__Brief__:
Copy the listing below line for line, with no changes.

__The input__:
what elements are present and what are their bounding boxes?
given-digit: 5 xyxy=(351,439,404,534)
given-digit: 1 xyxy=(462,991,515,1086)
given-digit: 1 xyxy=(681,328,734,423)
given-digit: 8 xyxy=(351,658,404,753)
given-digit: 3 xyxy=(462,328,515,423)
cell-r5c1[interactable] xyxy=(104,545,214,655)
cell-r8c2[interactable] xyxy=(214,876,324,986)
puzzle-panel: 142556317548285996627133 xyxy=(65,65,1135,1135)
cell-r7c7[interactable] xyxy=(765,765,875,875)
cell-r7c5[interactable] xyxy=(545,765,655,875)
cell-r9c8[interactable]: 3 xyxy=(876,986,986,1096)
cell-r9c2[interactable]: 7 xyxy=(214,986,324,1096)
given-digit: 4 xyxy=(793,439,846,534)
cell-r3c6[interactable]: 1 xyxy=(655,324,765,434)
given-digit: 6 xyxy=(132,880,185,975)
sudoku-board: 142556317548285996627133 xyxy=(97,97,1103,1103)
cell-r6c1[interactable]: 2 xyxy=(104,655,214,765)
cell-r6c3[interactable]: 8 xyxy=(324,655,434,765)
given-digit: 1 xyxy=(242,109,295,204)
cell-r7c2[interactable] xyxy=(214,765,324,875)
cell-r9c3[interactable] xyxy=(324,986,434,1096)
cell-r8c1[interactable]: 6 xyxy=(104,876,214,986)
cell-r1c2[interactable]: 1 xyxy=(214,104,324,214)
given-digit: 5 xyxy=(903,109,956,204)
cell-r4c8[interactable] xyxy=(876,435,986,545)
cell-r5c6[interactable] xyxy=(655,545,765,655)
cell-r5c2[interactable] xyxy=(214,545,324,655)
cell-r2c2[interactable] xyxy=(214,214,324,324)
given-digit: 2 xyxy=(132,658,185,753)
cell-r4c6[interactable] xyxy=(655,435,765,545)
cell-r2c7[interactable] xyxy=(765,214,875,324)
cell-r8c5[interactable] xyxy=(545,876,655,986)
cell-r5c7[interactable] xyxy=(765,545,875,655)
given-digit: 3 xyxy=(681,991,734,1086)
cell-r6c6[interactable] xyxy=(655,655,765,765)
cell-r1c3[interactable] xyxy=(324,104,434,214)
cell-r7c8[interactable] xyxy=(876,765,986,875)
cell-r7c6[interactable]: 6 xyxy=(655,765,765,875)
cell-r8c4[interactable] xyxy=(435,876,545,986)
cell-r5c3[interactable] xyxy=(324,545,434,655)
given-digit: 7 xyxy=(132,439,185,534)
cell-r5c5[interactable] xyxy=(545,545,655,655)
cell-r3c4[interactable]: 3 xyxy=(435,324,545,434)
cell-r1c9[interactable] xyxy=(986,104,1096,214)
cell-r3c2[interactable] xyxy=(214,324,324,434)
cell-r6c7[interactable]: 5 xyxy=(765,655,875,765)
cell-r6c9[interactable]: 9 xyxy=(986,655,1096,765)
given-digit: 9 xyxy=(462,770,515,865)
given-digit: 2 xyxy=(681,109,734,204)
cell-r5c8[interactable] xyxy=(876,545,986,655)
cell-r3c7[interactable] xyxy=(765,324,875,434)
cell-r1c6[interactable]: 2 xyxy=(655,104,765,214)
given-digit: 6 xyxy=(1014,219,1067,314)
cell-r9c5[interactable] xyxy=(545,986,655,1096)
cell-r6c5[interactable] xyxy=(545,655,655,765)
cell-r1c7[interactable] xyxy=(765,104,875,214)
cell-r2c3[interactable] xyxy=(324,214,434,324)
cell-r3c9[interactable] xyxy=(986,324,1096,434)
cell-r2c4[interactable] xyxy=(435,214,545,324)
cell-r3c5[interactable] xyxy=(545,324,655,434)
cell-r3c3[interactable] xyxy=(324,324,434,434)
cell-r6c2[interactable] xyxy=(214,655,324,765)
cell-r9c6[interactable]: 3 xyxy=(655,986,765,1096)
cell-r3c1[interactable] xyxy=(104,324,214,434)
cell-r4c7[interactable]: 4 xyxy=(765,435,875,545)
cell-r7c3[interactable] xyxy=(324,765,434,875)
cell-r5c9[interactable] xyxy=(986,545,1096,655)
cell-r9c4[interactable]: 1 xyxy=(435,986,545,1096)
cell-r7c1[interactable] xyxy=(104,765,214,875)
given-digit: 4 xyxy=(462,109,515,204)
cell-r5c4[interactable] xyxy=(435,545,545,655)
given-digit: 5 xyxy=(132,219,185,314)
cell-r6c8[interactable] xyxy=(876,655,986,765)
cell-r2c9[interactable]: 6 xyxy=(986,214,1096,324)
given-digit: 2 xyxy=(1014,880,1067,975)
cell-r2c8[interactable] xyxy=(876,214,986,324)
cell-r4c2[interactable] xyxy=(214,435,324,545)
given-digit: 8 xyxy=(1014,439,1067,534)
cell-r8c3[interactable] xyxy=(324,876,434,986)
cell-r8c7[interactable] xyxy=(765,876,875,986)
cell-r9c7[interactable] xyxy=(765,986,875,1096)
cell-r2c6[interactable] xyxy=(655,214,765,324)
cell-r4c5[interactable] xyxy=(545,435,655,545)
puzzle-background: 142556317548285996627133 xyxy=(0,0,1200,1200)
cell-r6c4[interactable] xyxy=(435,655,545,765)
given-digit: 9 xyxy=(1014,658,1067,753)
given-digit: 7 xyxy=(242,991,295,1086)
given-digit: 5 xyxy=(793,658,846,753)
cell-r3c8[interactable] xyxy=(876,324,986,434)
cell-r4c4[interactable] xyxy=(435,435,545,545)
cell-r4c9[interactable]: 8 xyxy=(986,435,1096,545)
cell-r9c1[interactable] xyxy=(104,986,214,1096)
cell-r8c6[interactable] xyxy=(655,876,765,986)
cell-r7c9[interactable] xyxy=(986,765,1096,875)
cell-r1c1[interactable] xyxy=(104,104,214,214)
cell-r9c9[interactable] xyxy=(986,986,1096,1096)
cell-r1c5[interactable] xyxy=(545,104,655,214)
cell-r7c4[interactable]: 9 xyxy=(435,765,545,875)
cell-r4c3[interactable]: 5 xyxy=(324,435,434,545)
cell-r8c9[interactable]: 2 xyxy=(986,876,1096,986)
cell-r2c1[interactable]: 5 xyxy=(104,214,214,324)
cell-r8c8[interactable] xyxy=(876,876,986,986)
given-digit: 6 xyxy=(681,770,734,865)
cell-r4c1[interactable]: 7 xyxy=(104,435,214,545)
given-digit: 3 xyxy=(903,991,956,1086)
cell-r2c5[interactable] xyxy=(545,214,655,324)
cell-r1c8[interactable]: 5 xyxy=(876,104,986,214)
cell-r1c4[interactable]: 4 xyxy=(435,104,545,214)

__Response for this exercise__:
what elements are present and what are their bounding boxes?
given-digit: 5 xyxy=(351,439,404,534)
given-digit: 1 xyxy=(462,991,515,1086)
given-digit: 1 xyxy=(681,328,734,423)
given-digit: 8 xyxy=(351,658,404,753)
given-digit: 3 xyxy=(462,328,515,423)
cell-r5c1[interactable] xyxy=(104,545,214,655)
cell-r8c2[interactable] xyxy=(214,876,324,986)
puzzle-panel: 142556317548285996627133 xyxy=(65,65,1135,1135)
cell-r7c7[interactable] xyxy=(765,765,875,875)
cell-r7c5[interactable] xyxy=(545,765,655,875)
cell-r9c8[interactable]: 3 xyxy=(876,986,986,1096)
cell-r9c2[interactable]: 7 xyxy=(214,986,324,1096)
given-digit: 4 xyxy=(793,439,846,534)
cell-r3c6[interactable]: 1 xyxy=(655,324,765,434)
given-digit: 6 xyxy=(132,880,185,975)
sudoku-board: 142556317548285996627133 xyxy=(97,97,1103,1103)
cell-r6c1[interactable]: 2 xyxy=(104,655,214,765)
cell-r6c3[interactable]: 8 xyxy=(324,655,434,765)
given-digit: 1 xyxy=(242,109,295,204)
cell-r7c2[interactable] xyxy=(214,765,324,875)
cell-r9c3[interactable] xyxy=(324,986,434,1096)
cell-r8c1[interactable]: 6 xyxy=(104,876,214,986)
cell-r1c2[interactable]: 1 xyxy=(214,104,324,214)
given-digit: 5 xyxy=(903,109,956,204)
cell-r4c8[interactable] xyxy=(876,435,986,545)
cell-r5c6[interactable] xyxy=(655,545,765,655)
cell-r5c2[interactable] xyxy=(214,545,324,655)
cell-r2c2[interactable] xyxy=(214,214,324,324)
given-digit: 2 xyxy=(132,658,185,753)
cell-r4c6[interactable] xyxy=(655,435,765,545)
cell-r2c7[interactable] xyxy=(765,214,875,324)
cell-r8c5[interactable] xyxy=(545,876,655,986)
cell-r5c7[interactable] xyxy=(765,545,875,655)
given-digit: 3 xyxy=(681,991,734,1086)
cell-r6c6[interactable] xyxy=(655,655,765,765)
cell-r1c3[interactable] xyxy=(324,104,434,214)
cell-r7c8[interactable] xyxy=(876,765,986,875)
cell-r7c6[interactable]: 6 xyxy=(655,765,765,875)
cell-r8c4[interactable] xyxy=(435,876,545,986)
cell-r5c3[interactable] xyxy=(324,545,434,655)
given-digit: 7 xyxy=(132,439,185,534)
cell-r5c5[interactable] xyxy=(545,545,655,655)
cell-r3c4[interactable]: 3 xyxy=(435,324,545,434)
cell-r1c9[interactable] xyxy=(986,104,1096,214)
cell-r3c2[interactable] xyxy=(214,324,324,434)
cell-r6c7[interactable]: 5 xyxy=(765,655,875,765)
cell-r6c9[interactable]: 9 xyxy=(986,655,1096,765)
given-digit: 9 xyxy=(462,770,515,865)
given-digit: 2 xyxy=(681,109,734,204)
cell-r5c8[interactable] xyxy=(876,545,986,655)
cell-r3c7[interactable] xyxy=(765,324,875,434)
cell-r1c6[interactable]: 2 xyxy=(655,104,765,214)
given-digit: 6 xyxy=(1014,219,1067,314)
cell-r9c5[interactable] xyxy=(545,986,655,1096)
cell-r6c5[interactable] xyxy=(545,655,655,765)
cell-r1c7[interactable] xyxy=(765,104,875,214)
cell-r2c3[interactable] xyxy=(324,214,434,324)
cell-r3c9[interactable] xyxy=(986,324,1096,434)
cell-r2c4[interactable] xyxy=(435,214,545,324)
cell-r3c5[interactable] xyxy=(545,324,655,434)
cell-r3c3[interactable] xyxy=(324,324,434,434)
cell-r6c2[interactable] xyxy=(214,655,324,765)
cell-r9c6[interactable]: 3 xyxy=(655,986,765,1096)
cell-r3c1[interactable] xyxy=(104,324,214,434)
cell-r4c7[interactable]: 4 xyxy=(765,435,875,545)
cell-r7c3[interactable] xyxy=(324,765,434,875)
cell-r5c9[interactable] xyxy=(986,545,1096,655)
cell-r9c4[interactable]: 1 xyxy=(435,986,545,1096)
cell-r7c1[interactable] xyxy=(104,765,214,875)
given-digit: 4 xyxy=(462,109,515,204)
cell-r5c4[interactable] xyxy=(435,545,545,655)
given-digit: 5 xyxy=(132,219,185,314)
cell-r6c8[interactable] xyxy=(876,655,986,765)
cell-r2c9[interactable]: 6 xyxy=(986,214,1096,324)
given-digit: 2 xyxy=(1014,880,1067,975)
cell-r2c8[interactable] xyxy=(876,214,986,324)
cell-r4c2[interactable] xyxy=(214,435,324,545)
given-digit: 8 xyxy=(1014,439,1067,534)
cell-r8c3[interactable] xyxy=(324,876,434,986)
cell-r8c7[interactable] xyxy=(765,876,875,986)
cell-r9c7[interactable] xyxy=(765,986,875,1096)
cell-r2c6[interactable] xyxy=(655,214,765,324)
cell-r4c5[interactable] xyxy=(545,435,655,545)
puzzle-background: 142556317548285996627133 xyxy=(0,0,1200,1200)
cell-r6c4[interactable] xyxy=(435,655,545,765)
given-digit: 9 xyxy=(1014,658,1067,753)
given-digit: 7 xyxy=(242,991,295,1086)
given-digit: 5 xyxy=(793,658,846,753)
cell-r3c8[interactable] xyxy=(876,324,986,434)
cell-r4c4[interactable] xyxy=(435,435,545,545)
cell-r4c9[interactable]: 8 xyxy=(986,435,1096,545)
cell-r9c1[interactable] xyxy=(104,986,214,1096)
cell-r8c6[interactable] xyxy=(655,876,765,986)
cell-r7c9[interactable] xyxy=(986,765,1096,875)
cell-r1c1[interactable] xyxy=(104,104,214,214)
cell-r9c9[interactable] xyxy=(986,986,1096,1096)
cell-r1c5[interactable] xyxy=(545,104,655,214)
cell-r7c4[interactable]: 9 xyxy=(435,765,545,875)
cell-r4c3[interactable]: 5 xyxy=(324,435,434,545)
cell-r8c9[interactable]: 2 xyxy=(986,876,1096,986)
cell-r2c1[interactable]: 5 xyxy=(104,214,214,324)
cell-r8c8[interactable] xyxy=(876,876,986,986)
given-digit: 6 xyxy=(681,770,734,865)
cell-r4c1[interactable]: 7 xyxy=(104,435,214,545)
given-digit: 3 xyxy=(903,991,956,1086)
cell-r2c5[interactable] xyxy=(545,214,655,324)
cell-r1c8[interactable]: 5 xyxy=(876,104,986,214)
cell-r1c4[interactable]: 4 xyxy=(435,104,545,214)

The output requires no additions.